**TASK OBJECTIVE**
Set down every entry again word for word, please, but skip the pictures.

··· EXERCISE DATA

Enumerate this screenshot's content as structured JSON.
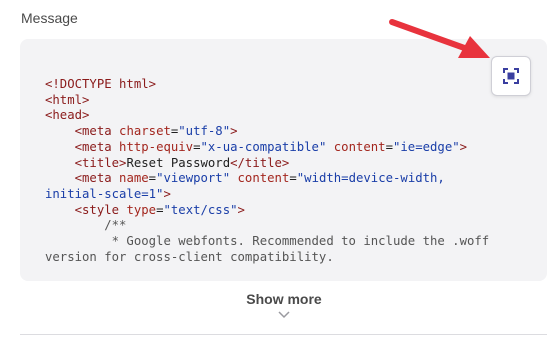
{
  "section": {
    "label": "Message"
  },
  "code": {
    "lines": [
      [
        {
          "t": "tag",
          "v": "<!DOCTYPE html>"
        }
      ],
      [
        {
          "t": "tag",
          "v": "<html>"
        }
      ],
      [
        {
          "t": "tag",
          "v": "<head>"
        }
      ],
      [
        {
          "t": "txt",
          "v": "    "
        },
        {
          "t": "tag",
          "v": "<meta "
        },
        {
          "t": "attr",
          "v": "charset"
        },
        {
          "t": "txt",
          "v": "="
        },
        {
          "t": "str",
          "v": "\"utf-8\""
        },
        {
          "t": "tag",
          "v": ">"
        }
      ],
      [
        {
          "t": "txt",
          "v": "    "
        },
        {
          "t": "tag",
          "v": "<meta "
        },
        {
          "t": "attr",
          "v": "http-equiv"
        },
        {
          "t": "txt",
          "v": "="
        },
        {
          "t": "str",
          "v": "\"x-ua-compatible\""
        },
        {
          "t": "txt",
          "v": " "
        },
        {
          "t": "attr",
          "v": "content"
        },
        {
          "t": "txt",
          "v": "="
        },
        {
          "t": "str",
          "v": "\"ie=edge\""
        },
        {
          "t": "tag",
          "v": ">"
        }
      ],
      [
        {
          "t": "txt",
          "v": "    "
        },
        {
          "t": "tag",
          "v": "<title>"
        },
        {
          "t": "txt",
          "v": "Reset Password"
        },
        {
          "t": "tag",
          "v": "</title>"
        }
      ],
      [
        {
          "t": "txt",
          "v": "    "
        },
        {
          "t": "tag",
          "v": "<meta "
        },
        {
          "t": "attr",
          "v": "name"
        },
        {
          "t": "txt",
          "v": "="
        },
        {
          "t": "str",
          "v": "\"viewport\""
        },
        {
          "t": "txt",
          "v": " "
        },
        {
          "t": "attr",
          "v": "content"
        },
        {
          "t": "txt",
          "v": "="
        },
        {
          "t": "str",
          "v": "\"width=device-width,"
        }
      ],
      [
        {
          "t": "str",
          "v": "initial-scale=1\""
        },
        {
          "t": "tag",
          "v": ">"
        }
      ],
      [
        {
          "t": "txt",
          "v": "    "
        },
        {
          "t": "tag",
          "v": "<style "
        },
        {
          "t": "attr",
          "v": "type"
        },
        {
          "t": "txt",
          "v": "="
        },
        {
          "t": "str",
          "v": "\"text/css\""
        },
        {
          "t": "tag",
          "v": ">"
        }
      ],
      [
        {
          "t": "cmt",
          "v": "        /**"
        }
      ],
      [
        {
          "t": "cmt",
          "v": "         * Google webfonts. Recommended to include the .woff"
        }
      ],
      [
        {
          "t": "cmt",
          "v": "version for cross-client compatibility."
        }
      ]
    ]
  },
  "expand_button": {
    "icon": "expand-icon"
  },
  "show_more": {
    "label": "Show more",
    "icon": "chevron-down-icon"
  },
  "colors": {
    "accent": "#3a3fa0",
    "annotation_arrow": "#e8333d",
    "code_background": "#f3f3f5"
  }
}
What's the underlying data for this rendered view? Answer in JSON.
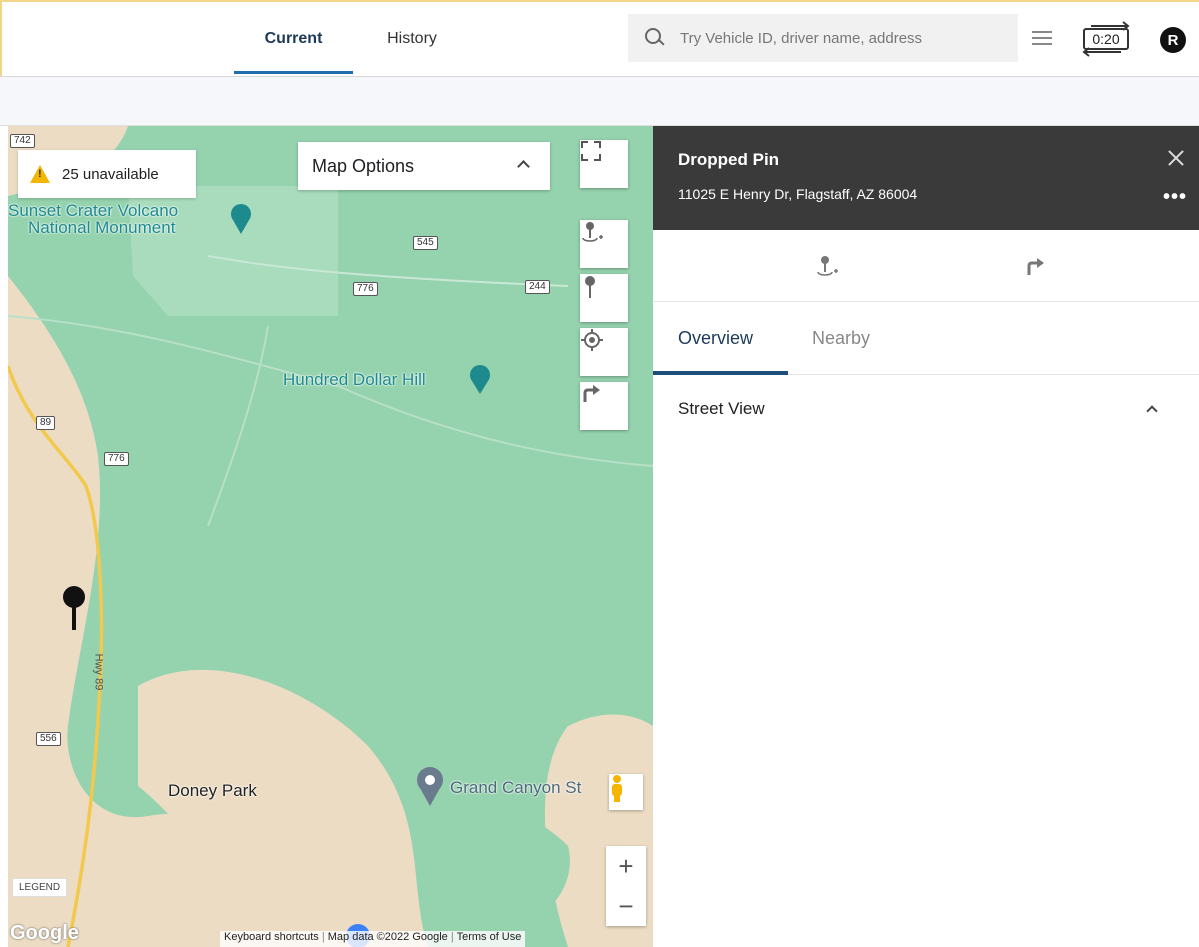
{
  "header": {
    "tabs": [
      {
        "label": "Current",
        "active": true
      },
      {
        "label": "History",
        "active": false
      }
    ],
    "search": {
      "placeholder": "Try Vehicle ID, driver name, address",
      "value": ""
    },
    "refresh_timer": "0:20",
    "avatar_initial": "R"
  },
  "map": {
    "unavailable_label": "25 unavailable",
    "options_label": "Map Options",
    "labels": {
      "sunset_crater_line1": "Sunset Crater Volcano",
      "sunset_crater_line2": "National Monument",
      "hundred_dollar_hill": "Hundred Dollar Hill",
      "doney_park": "Doney Park",
      "grand_canyon": "Grand Canyon St",
      "hwy_89": "Hwy 89"
    },
    "road_shields": [
      "742",
      "545",
      "776",
      "244",
      "89",
      "776",
      "556"
    ],
    "legend_label": "LEGEND",
    "google_logo": "Google",
    "footer": {
      "shortcuts": "Keyboard shortcuts",
      "map_data": "Map data ©2022 Google",
      "terms": "Terms of Use"
    },
    "zoom_in": "+",
    "zoom_out": "−"
  },
  "panel": {
    "title": "Dropped Pin",
    "address": "11025 E Henry Dr, Flagstaff, AZ 86004",
    "more": "•••",
    "tabs": [
      {
        "label": "Overview",
        "active": true
      },
      {
        "label": "Nearby",
        "active": false
      }
    ],
    "section_label": "Street View"
  },
  "colors": {
    "accent": "#1f6fb0",
    "map_green": "#95d2ae",
    "map_tan": "#ecdcc4",
    "panel_header": "#3a3a3a",
    "highway": "#f2c94c"
  }
}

······

**EXERCISE RESPONSE**
Enumerate this screenshot's content as structured JSON.
{
  "section": {
    "label": "Message"
  },
  "code": {
    "lines": [
      [
        {
          "t": "tag",
          "v": "<!DOCTYPE html>"
        }
      ],
      [
        {
          "t": "tag",
          "v": "<html>"
        }
      ],
      [
        {
          "t": "tag",
          "v": "<head>"
        }
      ],
      [
        {
          "t": "txt",
          "v": "    "
        },
        {
          "t": "tag",
          "v": "<meta "
        },
        {
          "t": "attr",
          "v": "charset"
        },
        {
          "t": "txt",
          "v": "="
        },
        {
          "t": "str",
          "v": "\"utf-8\""
        },
        {
          "t": "tag",
          "v": ">"
        }
      ],
      [
        {
          "t": "txt",
          "v": "    "
        },
        {
          "t": "tag",
          "v": "<meta "
        },
        {
          "t": "attr",
          "v": "http-equiv"
        },
        {
          "t": "txt",
          "v": "="
        },
        {
          "t": "str",
          "v": "\"x-ua-compatible\""
        },
        {
          "t": "txt",
          "v": " "
        },
        {
          "t": "attr",
          "v": "content"
        },
        {
          "t": "txt",
          "v": "="
        },
        {
          "t": "str",
          "v": "\"ie=edge\""
        },
        {
          "t": "tag",
          "v": ">"
        }
      ],
      [
        {
          "t": "txt",
          "v": "    "
        },
        {
          "t": "tag",
          "v": "<title>"
        },
        {
          "t": "txt",
          "v": "Reset Password"
        },
        {
          "t": "tag",
          "v": "</title>"
        }
      ],
      [
        {
          "t": "txt",
          "v": "    "
        },
        {
          "t": "tag",
          "v": "<meta "
        },
        {
          "t": "attr",
          "v": "name"
        },
        {
          "t": "txt",
          "v": "="
        },
        {
          "t": "str",
          "v": "\"viewport\""
        },
        {
          "t": "txt",
          "v": " "
        },
        {
          "t": "attr",
          "v": "content"
        },
        {
          "t": "txt",
          "v": "="
        },
        {
          "t": "str",
          "v": "\"width=device-width,"
        }
      ],
      [
        {
          "t": "str",
          "v": "initial-scale=1\""
        },
        {
          "t": "tag",
          "v": ">"
        }
      ],
      [
        {
          "t": "txt",
          "v": "    "
        },
        {
          "t": "tag",
          "v": "<style "
        },
        {
          "t": "attr",
          "v": "type"
        },
        {
          "t": "txt",
          "v": "="
        },
        {
          "t": "str",
          "v": "\"text/css\""
        },
        {
          "t": "tag",
          "v": ">"
        }
      ],
      [
        {
          "t": "cmt",
          "v": "        /**"
        }
      ],
      [
        {
          "t": "cmt",
          "v": "         * Google webfonts. Recommended to include the .woff"
        }
      ],
      [
        {
          "t": "cmt",
          "v": "version for cross-client compatibility."
        }
      ]
    ]
  },
  "expand_button": {
    "icon": "expand-icon"
  },
  "show_more": {
    "label": "Show more",
    "icon": "chevron-down-icon"
  },
  "colors": {
    "accent": "#3a3fa0",
    "annotation_arrow": "#e8333d",
    "code_background": "#f3f3f5"
  }
}
What's the underlying data for this rendered view? Answer in JSON.
{
  "header": {
    "tabs": [
      {
        "label": "Current",
        "active": true
      },
      {
        "label": "History",
        "active": false
      }
    ],
    "search": {
      "placeholder": "Try Vehicle ID, driver name, address",
      "value": ""
    },
    "refresh_timer": "0:20",
    "avatar_initial": "R"
  },
  "map": {
    "unavailable_label": "25 unavailable",
    "options_label": "Map Options",
    "labels": {
      "sunset_crater_line1": "Sunset Crater Volcano",
      "sunset_crater_line2": "National Monument",
      "hundred_dollar_hill": "Hundred Dollar Hill",
      "doney_park": "Doney Park",
      "grand_canyon": "Grand Canyon St",
      "hwy_89": "Hwy 89"
    },
    "road_shields": [
      "742",
      "545",
      "776",
      "244",
      "89",
      "776",
      "556"
    ],
    "legend_label": "LEGEND",
    "google_logo": "Google",
    "footer": {
      "shortcuts": "Keyboard shortcuts",
      "map_data": "Map data ©2022 Google",
      "terms": "Terms of Use"
    },
    "zoom_in": "+",
    "zoom_out": "−"
  },
  "panel": {
    "title": "Dropped Pin",
    "address": "11025 E Henry Dr, Flagstaff, AZ 86004",
    "more": "•••",
    "tabs": [
      {
        "label": "Overview",
        "active": true
      },
      {
        "label": "Nearby",
        "active": false
      }
    ],
    "section_label": "Street View"
  },
  "colors": {
    "accent": "#1f6fb0",
    "map_green": "#95d2ae",
    "map_tan": "#ecdcc4",
    "panel_header": "#3a3a3a",
    "highway": "#f2c94c"
  }
}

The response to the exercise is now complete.